(Collected data entries)
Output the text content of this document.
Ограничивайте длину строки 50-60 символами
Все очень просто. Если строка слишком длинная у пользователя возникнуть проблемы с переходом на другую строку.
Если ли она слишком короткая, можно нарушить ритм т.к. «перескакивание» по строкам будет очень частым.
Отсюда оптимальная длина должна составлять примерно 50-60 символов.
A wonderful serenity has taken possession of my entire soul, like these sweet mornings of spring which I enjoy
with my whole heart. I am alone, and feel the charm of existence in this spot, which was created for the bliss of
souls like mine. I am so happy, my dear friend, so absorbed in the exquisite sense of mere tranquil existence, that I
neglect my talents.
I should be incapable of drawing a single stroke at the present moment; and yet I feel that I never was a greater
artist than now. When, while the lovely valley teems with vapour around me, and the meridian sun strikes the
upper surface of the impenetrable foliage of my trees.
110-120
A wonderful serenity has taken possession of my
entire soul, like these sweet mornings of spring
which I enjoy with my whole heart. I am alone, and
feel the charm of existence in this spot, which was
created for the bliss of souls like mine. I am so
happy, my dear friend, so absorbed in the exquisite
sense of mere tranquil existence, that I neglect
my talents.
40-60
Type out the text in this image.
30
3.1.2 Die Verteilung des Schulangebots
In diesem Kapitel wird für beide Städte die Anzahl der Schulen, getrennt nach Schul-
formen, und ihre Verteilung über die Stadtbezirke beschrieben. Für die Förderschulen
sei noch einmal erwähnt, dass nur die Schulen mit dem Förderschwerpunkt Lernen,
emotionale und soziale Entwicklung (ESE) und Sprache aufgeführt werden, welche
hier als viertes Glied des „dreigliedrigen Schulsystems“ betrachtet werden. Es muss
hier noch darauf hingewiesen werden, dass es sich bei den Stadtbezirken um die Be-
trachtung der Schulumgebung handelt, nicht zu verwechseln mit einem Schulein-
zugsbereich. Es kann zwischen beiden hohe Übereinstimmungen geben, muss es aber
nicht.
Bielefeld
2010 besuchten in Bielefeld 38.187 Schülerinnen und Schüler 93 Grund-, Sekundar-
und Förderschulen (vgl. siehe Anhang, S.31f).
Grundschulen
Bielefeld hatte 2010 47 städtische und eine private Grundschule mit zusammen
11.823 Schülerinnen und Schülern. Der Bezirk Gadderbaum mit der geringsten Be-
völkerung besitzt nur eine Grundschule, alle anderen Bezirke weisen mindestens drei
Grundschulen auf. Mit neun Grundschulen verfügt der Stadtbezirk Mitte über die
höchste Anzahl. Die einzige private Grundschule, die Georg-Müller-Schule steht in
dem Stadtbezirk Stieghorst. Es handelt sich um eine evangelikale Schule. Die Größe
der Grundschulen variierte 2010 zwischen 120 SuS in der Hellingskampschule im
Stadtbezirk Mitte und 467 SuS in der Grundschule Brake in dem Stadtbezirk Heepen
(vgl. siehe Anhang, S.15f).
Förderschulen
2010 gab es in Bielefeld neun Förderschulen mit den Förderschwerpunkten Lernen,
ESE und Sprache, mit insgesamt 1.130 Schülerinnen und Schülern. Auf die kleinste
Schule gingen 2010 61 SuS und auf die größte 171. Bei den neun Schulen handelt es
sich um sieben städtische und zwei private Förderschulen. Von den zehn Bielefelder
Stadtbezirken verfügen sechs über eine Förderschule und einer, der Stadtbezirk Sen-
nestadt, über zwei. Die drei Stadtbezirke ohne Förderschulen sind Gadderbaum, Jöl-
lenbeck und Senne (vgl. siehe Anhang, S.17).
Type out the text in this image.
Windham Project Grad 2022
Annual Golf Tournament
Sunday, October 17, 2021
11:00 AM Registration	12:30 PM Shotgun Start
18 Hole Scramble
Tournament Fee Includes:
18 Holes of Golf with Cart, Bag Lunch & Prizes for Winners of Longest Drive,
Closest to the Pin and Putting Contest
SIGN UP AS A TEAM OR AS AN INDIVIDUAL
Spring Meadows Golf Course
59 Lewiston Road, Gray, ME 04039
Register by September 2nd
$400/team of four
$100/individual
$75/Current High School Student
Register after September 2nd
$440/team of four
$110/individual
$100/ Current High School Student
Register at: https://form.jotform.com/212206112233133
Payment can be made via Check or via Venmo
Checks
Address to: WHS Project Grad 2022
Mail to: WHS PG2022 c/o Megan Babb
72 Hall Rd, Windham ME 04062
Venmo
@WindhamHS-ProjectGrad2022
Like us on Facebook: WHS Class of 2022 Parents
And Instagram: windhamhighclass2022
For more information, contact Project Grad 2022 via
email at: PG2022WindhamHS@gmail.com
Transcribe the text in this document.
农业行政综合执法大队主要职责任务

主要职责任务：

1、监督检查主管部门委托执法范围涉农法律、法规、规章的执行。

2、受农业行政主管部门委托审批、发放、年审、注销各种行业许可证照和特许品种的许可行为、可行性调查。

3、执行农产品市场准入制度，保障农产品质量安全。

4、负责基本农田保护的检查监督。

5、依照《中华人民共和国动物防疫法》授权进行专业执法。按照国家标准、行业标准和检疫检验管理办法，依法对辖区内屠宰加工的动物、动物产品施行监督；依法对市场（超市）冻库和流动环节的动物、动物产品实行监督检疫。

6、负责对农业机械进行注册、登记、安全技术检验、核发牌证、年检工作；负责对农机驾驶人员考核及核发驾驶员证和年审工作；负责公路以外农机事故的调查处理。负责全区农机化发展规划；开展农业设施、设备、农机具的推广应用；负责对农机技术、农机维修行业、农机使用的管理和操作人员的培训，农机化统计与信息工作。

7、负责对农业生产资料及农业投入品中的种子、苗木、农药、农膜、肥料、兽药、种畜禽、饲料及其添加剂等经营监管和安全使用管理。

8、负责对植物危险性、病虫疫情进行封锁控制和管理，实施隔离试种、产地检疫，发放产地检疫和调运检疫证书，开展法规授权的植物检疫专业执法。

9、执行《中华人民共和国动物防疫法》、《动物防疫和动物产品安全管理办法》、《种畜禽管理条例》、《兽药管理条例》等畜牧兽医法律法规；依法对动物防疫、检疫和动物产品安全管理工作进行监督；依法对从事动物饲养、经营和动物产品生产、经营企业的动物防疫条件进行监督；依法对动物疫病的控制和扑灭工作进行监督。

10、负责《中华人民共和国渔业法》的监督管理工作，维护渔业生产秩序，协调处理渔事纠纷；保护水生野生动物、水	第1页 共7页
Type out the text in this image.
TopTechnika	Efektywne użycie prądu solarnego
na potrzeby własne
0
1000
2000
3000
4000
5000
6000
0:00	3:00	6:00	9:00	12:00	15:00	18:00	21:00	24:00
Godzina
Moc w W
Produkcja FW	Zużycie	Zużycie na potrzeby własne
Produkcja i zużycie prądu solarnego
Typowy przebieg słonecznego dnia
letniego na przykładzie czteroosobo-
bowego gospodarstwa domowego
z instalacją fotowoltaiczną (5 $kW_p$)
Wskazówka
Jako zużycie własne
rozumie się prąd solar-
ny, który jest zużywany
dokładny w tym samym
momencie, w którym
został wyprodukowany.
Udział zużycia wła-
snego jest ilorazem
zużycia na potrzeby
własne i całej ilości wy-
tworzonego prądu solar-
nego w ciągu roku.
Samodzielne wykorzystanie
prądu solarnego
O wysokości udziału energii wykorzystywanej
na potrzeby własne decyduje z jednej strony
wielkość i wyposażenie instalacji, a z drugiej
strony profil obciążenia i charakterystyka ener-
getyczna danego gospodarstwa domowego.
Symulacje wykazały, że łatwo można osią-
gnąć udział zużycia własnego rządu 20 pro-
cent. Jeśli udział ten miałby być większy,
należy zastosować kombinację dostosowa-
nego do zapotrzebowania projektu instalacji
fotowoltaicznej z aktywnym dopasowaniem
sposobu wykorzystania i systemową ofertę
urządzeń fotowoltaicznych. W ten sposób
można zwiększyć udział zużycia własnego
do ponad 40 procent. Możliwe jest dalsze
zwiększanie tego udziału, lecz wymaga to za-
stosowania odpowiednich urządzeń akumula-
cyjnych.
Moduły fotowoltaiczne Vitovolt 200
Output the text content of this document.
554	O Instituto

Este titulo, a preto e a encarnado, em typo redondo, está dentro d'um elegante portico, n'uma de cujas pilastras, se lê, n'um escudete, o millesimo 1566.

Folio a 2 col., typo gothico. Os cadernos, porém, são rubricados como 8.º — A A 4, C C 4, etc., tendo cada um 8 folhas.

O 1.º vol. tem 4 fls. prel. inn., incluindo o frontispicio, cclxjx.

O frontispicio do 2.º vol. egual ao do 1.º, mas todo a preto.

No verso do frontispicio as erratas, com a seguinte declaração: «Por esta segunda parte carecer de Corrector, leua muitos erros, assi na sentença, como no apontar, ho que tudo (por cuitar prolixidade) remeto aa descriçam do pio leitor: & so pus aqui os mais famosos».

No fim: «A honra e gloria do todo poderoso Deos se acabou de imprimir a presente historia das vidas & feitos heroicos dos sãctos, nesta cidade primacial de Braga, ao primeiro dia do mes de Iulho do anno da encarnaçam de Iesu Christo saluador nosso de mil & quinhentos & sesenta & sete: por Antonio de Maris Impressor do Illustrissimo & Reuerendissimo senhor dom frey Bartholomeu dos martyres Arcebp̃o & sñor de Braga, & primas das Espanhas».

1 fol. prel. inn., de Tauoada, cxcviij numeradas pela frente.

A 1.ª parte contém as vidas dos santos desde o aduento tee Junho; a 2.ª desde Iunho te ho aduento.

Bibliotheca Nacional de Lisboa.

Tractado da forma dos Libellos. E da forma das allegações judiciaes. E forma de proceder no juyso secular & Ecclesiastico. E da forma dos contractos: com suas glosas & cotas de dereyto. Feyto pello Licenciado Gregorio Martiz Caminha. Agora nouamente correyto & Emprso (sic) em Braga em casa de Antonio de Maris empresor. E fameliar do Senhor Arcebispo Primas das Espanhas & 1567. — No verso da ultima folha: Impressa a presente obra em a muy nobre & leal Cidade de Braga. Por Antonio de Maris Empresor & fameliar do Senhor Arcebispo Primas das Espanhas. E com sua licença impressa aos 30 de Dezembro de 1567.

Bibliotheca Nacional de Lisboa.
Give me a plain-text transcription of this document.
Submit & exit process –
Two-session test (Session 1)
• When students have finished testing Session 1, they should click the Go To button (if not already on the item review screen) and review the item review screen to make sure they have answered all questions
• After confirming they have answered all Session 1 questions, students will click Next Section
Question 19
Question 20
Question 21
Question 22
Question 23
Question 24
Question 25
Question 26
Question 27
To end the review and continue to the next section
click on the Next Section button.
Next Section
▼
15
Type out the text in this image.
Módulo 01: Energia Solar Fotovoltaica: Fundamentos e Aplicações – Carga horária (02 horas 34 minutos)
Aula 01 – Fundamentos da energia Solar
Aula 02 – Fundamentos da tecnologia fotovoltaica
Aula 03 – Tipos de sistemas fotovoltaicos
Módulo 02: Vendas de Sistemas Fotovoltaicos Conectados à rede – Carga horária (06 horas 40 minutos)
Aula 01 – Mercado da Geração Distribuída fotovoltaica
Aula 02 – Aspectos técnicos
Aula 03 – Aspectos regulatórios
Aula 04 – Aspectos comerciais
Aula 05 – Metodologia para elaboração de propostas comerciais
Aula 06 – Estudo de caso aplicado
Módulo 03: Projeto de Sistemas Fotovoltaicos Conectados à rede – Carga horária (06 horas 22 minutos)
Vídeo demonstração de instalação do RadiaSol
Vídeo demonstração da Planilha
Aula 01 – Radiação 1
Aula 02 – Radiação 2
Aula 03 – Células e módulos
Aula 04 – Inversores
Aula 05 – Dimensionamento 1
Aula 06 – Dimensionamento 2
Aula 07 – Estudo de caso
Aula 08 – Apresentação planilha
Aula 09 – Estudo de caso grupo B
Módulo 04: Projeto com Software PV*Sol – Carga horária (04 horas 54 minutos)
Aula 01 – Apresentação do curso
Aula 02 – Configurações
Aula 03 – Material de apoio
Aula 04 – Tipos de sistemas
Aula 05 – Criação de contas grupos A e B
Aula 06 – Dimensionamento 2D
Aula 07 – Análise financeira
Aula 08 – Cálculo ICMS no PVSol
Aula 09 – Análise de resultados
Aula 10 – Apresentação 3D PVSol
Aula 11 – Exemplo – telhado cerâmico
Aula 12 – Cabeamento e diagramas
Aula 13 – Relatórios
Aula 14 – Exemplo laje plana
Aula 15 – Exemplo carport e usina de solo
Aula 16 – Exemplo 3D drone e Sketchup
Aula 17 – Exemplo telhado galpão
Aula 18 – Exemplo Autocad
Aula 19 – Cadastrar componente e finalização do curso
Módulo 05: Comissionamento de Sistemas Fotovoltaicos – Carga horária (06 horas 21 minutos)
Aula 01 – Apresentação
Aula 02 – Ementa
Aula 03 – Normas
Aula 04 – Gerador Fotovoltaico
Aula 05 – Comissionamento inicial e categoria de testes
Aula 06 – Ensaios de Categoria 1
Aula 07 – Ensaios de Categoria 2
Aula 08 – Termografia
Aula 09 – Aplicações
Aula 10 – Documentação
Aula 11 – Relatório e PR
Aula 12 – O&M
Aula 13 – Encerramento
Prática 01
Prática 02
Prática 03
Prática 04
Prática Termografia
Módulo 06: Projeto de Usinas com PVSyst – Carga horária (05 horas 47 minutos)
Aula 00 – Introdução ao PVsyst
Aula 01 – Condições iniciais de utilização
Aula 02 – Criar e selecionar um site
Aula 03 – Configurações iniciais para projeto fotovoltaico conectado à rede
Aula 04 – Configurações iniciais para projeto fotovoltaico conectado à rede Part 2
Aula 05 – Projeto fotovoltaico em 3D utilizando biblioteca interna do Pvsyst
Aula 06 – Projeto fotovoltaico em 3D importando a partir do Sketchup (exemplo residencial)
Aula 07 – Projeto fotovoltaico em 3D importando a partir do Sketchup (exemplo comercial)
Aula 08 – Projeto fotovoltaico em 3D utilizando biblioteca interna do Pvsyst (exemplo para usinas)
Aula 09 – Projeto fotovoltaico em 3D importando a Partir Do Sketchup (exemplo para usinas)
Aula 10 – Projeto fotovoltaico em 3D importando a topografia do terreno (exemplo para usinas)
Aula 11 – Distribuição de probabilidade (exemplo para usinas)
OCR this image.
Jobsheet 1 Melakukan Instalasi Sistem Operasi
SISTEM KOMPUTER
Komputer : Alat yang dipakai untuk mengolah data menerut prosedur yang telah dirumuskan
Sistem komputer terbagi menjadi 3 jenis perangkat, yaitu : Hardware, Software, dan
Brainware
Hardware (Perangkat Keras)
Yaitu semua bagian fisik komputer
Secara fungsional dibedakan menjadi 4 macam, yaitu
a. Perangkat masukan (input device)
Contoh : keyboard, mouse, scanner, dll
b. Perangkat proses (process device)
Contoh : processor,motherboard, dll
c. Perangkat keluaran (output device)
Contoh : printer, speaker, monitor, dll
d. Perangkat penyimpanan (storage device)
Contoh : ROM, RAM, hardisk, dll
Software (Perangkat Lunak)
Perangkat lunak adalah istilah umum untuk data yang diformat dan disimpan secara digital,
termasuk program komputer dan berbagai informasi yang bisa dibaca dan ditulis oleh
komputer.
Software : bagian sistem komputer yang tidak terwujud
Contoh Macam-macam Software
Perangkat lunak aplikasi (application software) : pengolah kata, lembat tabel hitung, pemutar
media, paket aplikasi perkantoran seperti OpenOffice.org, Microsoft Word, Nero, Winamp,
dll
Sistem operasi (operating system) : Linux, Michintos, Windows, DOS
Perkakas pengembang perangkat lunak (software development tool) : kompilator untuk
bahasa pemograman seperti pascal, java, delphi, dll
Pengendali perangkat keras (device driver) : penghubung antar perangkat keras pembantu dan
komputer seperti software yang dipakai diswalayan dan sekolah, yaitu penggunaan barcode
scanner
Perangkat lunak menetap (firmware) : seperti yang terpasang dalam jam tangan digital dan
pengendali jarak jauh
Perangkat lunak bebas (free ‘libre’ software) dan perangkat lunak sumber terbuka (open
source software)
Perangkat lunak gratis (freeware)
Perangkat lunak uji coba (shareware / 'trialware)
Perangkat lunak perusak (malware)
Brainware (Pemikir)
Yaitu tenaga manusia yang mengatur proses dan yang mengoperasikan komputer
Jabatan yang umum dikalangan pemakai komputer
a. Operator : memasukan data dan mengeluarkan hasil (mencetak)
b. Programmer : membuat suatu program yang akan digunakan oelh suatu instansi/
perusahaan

Short task:
In the entries above, find each line with the word "Gadderbaum" and show it.

Solved problem:
11.823 Schülerinnen und Schülern. Der Bezirk Gadderbaum mit der geringsten Be-
nestadt, über zwei. Die drei Stadtbezirke ohne Förderschulen sind Gadderbaum, Jöl-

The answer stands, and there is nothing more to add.